Exercise description> Extract all of the entries and set them down verbatim.

Extracted records
"""

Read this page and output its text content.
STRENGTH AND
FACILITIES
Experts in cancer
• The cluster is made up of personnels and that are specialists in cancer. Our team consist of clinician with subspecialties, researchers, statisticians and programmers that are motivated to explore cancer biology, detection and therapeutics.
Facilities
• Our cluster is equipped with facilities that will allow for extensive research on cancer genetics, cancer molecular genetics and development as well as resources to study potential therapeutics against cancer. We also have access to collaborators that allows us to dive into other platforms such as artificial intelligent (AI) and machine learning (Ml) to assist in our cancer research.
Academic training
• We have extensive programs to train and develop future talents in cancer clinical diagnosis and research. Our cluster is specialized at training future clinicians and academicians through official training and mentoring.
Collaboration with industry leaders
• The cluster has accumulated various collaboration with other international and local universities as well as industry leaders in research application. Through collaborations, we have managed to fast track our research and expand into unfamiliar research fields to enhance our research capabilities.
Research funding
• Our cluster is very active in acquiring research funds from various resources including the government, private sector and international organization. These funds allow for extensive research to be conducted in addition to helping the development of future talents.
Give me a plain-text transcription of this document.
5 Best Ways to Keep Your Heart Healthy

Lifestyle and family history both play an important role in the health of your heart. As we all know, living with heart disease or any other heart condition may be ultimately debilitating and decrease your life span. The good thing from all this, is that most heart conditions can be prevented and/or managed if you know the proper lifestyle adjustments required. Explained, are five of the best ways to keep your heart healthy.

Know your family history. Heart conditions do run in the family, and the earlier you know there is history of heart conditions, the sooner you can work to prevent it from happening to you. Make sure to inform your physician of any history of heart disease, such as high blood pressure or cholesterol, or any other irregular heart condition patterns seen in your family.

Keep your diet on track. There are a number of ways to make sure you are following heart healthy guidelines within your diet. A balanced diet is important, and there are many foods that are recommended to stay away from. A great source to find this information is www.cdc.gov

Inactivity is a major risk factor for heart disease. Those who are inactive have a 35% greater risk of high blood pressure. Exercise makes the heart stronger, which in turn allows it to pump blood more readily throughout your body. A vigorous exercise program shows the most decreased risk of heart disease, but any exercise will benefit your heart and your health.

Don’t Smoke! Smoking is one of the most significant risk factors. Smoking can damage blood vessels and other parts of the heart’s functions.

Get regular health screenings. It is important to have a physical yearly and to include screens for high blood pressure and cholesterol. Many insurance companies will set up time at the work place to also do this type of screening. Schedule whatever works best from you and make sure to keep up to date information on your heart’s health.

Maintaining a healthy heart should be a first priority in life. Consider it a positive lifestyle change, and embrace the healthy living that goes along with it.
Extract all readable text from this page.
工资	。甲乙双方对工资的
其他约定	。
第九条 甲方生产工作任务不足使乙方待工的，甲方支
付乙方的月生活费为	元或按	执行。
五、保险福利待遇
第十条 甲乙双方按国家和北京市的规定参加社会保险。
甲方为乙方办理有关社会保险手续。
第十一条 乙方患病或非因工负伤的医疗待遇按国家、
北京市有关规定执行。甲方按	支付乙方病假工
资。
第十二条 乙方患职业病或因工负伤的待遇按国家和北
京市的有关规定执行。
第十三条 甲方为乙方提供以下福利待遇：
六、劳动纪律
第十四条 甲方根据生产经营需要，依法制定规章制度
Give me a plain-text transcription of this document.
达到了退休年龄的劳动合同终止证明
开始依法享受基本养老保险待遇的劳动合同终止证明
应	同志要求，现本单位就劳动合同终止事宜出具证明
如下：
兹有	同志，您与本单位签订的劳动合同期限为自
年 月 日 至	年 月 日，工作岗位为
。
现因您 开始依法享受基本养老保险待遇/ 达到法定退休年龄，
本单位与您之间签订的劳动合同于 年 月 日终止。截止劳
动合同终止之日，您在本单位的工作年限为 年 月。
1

"""

Worked solution>
Read this page and output its text content.
STRENGTH AND
FACILITIES
Experts in cancer
• The cluster is made up of personnels and that are specialists in cancer. Our team consist of clinician with subspecialties, researchers, statisticians and programmers that are motivated to explore cancer biology, detection and therapeutics.
Facilities
• Our cluster is equipped with facilities that will allow for extensive research on cancer genetics, cancer molecular genetics and development as well as resources to study potential therapeutics against cancer. We also have access to collaborators that allows us to dive into other platforms such as artificial intelligent (AI) and machine learning (Ml) to assist in our cancer research.
Academic training
• We have extensive programs to train and develop future talents in cancer clinical diagnosis and research. Our cluster is specialized at training future clinicians and academicians through official training and mentoring.
Collaboration with industry leaders
• The cluster has accumulated various collaboration with other international and local universities as well as industry leaders in research application. Through collaborations, we have managed to fast track our research and expand into unfamiliar research fields to enhance our research capabilities.
Research funding
• Our cluster is very active in acquiring research funds from various resources including the government, private sector and international organization. These funds allow for extensive research to be conducted in addition to helping the development of future talents.
Give me a plain-text transcription of this document.
5 Best Ways to Keep Your Heart Healthy

Lifestyle and family history both play an important role in the health of your heart. As we all know, living with heart disease or any other heart condition may be ultimately debilitating and decrease your life span. The good thing from all this, is that most heart conditions can be prevented and/or managed if you know the proper lifestyle adjustments required. Explained, are five of the best ways to keep your heart healthy.

Know your family history. Heart conditions do run in the family, and the earlier you know there is history of heart conditions, the sooner you can work to prevent it from happening to you. Make sure to inform your physician of any history of heart disease, such as high blood pressure or cholesterol, or any other irregular heart condition patterns seen in your family.

Keep your diet on track. There are a number of ways to make sure you are following heart healthy guidelines within your diet. A balanced diet is important, and there are many foods that are recommended to stay away from. A great source to find this information is www.cdc.gov

Inactivity is a major risk factor for heart disease. Those who are inactive have a 35% greater risk of high blood pressure. Exercise makes the heart stronger, which in turn allows it to pump blood more readily throughout your body. A vigorous exercise program shows the most decreased risk of heart disease, but any exercise will benefit your heart and your health.

Don’t Smoke! Smoking is one of the most significant risk factors. Smoking can damage blood vessels and other parts of the heart’s functions.

Get regular health screenings. It is important to have a physical yearly and to include screens for high blood pressure and cholesterol. Many insurance companies will set up time at the work place to also do this type of screening. Schedule whatever works best from you and make sure to keep up to date information on your heart’s health.

Maintaining a healthy heart should be a first priority in life. Consider it a positive lifestyle change, and embrace the healthy living that goes along with it.
Extract all readable text from this page.
工资	。甲乙双方对工资的
其他约定	。
第九条 甲方生产工作任务不足使乙方待工的，甲方支
付乙方的月生活费为	元或按	执行。
五、保险福利待遇
第十条 甲乙双方按国家和北京市的规定参加社会保险。
甲方为乙方办理有关社会保险手续。
第十一条 乙方患病或非因工负伤的医疗待遇按国家、
北京市有关规定执行。甲方按	支付乙方病假工
资。
第十二条 乙方患职业病或因工负伤的待遇按国家和北
京市的有关规定执行。
第十三条 甲方为乙方提供以下福利待遇：
六、劳动纪律
第十四条 甲方根据生产经营需要，依法制定规章制度
Give me a plain-text transcription of this document.
达到了退休年龄的劳动合同终止证明
开始依法享受基本养老保险待遇的劳动合同终止证明
应	同志要求，现本单位就劳动合同终止事宜出具证明
如下：
兹有	同志，您与本单位签订的劳动合同期限为自
年 月 日 至	年 月 日，工作岗位为
。
现因您 开始依法享受基本养老保险待遇/ 达到法定退休年龄，
本单位与您之间签订的劳动合同于 年 月 日终止。截止劳
动合同终止之日，您在本单位的工作年限为 年 月。
1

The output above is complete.